**RECORDS PROVIDED:**

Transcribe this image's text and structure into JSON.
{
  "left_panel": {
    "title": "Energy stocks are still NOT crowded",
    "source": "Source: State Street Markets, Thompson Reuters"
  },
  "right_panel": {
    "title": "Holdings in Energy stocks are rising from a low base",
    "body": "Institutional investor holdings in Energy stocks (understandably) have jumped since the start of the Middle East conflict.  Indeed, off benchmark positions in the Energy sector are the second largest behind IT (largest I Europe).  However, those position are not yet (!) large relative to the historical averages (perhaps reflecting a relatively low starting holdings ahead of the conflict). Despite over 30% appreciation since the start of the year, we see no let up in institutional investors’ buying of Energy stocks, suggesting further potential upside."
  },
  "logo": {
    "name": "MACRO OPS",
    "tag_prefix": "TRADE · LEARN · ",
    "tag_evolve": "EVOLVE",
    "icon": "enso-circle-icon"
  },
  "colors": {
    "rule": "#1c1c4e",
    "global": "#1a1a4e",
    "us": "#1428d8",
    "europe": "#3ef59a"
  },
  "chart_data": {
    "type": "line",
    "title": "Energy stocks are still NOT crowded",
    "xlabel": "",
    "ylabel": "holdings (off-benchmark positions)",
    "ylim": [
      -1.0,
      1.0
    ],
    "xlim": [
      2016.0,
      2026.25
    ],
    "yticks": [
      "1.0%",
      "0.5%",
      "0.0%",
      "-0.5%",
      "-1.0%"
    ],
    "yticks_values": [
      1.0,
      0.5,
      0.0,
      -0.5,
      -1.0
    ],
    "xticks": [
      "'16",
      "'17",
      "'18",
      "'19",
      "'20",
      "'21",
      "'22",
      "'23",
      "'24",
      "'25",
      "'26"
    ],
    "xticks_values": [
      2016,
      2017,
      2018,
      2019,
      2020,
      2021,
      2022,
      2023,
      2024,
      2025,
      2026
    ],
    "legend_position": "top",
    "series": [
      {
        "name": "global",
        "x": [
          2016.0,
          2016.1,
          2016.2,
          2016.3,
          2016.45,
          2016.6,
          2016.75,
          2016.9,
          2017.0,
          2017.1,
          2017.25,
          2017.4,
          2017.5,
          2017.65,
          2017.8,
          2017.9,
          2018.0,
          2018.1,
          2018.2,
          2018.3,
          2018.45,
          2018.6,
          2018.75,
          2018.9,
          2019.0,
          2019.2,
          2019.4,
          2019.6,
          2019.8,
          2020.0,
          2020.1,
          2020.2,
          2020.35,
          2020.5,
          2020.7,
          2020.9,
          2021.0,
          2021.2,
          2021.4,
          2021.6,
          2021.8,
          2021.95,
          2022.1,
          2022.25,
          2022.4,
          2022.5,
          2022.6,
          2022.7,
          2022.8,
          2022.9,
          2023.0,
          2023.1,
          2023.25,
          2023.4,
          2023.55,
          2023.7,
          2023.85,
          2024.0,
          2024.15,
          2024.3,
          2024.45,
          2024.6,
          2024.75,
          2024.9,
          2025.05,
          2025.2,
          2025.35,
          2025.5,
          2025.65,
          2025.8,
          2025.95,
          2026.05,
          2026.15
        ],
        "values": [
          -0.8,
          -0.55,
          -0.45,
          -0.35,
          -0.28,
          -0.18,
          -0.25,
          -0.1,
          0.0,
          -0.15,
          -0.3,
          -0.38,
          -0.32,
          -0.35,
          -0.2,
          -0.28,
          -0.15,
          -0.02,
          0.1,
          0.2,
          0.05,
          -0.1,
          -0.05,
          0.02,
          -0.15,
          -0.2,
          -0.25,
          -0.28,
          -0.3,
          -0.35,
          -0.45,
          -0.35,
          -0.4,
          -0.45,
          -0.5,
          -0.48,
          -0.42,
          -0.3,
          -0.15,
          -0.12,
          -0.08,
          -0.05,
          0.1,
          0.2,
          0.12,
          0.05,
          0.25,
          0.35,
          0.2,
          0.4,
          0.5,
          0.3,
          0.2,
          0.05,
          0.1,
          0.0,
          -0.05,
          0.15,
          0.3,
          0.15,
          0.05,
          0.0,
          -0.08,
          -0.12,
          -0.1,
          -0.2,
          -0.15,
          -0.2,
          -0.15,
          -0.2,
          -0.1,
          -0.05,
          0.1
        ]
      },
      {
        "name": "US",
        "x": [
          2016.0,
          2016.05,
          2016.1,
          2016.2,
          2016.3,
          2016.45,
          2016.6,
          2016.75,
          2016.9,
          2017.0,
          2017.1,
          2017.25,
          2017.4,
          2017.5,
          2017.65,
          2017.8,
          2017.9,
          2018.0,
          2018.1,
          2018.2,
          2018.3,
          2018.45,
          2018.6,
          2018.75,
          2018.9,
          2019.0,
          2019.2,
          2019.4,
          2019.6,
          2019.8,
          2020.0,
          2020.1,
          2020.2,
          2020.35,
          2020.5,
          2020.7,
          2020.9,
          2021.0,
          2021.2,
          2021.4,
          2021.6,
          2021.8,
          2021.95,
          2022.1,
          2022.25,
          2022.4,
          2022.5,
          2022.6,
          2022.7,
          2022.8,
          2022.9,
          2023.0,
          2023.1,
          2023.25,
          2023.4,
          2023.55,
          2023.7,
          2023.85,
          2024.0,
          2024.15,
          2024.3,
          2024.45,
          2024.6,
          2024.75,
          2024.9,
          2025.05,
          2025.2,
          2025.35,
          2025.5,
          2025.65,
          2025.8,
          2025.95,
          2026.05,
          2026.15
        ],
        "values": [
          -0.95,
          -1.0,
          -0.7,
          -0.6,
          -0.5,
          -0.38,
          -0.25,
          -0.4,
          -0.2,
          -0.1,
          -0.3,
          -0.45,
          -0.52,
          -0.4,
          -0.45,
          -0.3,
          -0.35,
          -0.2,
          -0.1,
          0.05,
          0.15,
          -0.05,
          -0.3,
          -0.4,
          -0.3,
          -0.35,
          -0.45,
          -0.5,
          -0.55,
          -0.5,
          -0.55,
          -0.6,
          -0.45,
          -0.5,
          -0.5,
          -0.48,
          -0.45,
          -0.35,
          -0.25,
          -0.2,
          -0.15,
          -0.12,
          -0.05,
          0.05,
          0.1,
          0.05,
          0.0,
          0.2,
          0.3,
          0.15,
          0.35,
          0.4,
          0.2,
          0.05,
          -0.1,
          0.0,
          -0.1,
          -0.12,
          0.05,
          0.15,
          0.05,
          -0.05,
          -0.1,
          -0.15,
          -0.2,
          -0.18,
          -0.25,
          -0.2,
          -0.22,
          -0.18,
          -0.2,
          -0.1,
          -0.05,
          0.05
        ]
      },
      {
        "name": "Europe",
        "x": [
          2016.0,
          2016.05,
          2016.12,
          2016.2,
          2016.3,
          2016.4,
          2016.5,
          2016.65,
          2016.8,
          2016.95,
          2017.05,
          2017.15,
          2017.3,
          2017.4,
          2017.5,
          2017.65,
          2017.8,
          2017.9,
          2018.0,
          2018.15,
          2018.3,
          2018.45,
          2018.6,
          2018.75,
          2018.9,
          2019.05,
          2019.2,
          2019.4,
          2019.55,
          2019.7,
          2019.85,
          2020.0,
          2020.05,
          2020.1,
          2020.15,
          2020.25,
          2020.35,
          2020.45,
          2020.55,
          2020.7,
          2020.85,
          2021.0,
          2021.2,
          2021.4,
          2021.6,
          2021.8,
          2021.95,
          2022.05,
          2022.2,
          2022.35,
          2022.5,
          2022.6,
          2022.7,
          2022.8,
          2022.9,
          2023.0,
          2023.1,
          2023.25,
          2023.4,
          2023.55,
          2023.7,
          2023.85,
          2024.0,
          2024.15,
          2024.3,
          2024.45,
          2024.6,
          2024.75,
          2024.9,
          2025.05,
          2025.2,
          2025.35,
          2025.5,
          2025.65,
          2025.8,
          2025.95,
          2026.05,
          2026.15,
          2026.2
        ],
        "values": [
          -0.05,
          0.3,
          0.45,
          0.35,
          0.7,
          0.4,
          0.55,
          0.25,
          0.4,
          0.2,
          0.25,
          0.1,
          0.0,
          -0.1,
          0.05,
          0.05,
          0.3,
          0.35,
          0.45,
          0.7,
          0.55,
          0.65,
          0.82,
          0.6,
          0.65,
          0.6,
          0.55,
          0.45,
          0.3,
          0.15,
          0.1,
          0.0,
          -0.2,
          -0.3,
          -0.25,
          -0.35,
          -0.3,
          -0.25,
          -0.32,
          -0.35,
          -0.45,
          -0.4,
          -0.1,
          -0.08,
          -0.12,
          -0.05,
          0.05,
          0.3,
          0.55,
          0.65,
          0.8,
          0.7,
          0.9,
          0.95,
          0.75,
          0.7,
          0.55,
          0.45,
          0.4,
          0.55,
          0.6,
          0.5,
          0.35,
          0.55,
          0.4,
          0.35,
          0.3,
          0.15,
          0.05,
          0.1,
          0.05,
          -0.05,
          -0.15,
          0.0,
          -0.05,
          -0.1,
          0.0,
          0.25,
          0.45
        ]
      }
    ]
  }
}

**WHAT THE TASK ASKS:** Identify and copy lines that hold the string "name".

**RESPONSE TO THIS EXERCISE:**
    "name": "MACRO OPS",
        "name": "global",
        "name": "US",
        "name": "Europe",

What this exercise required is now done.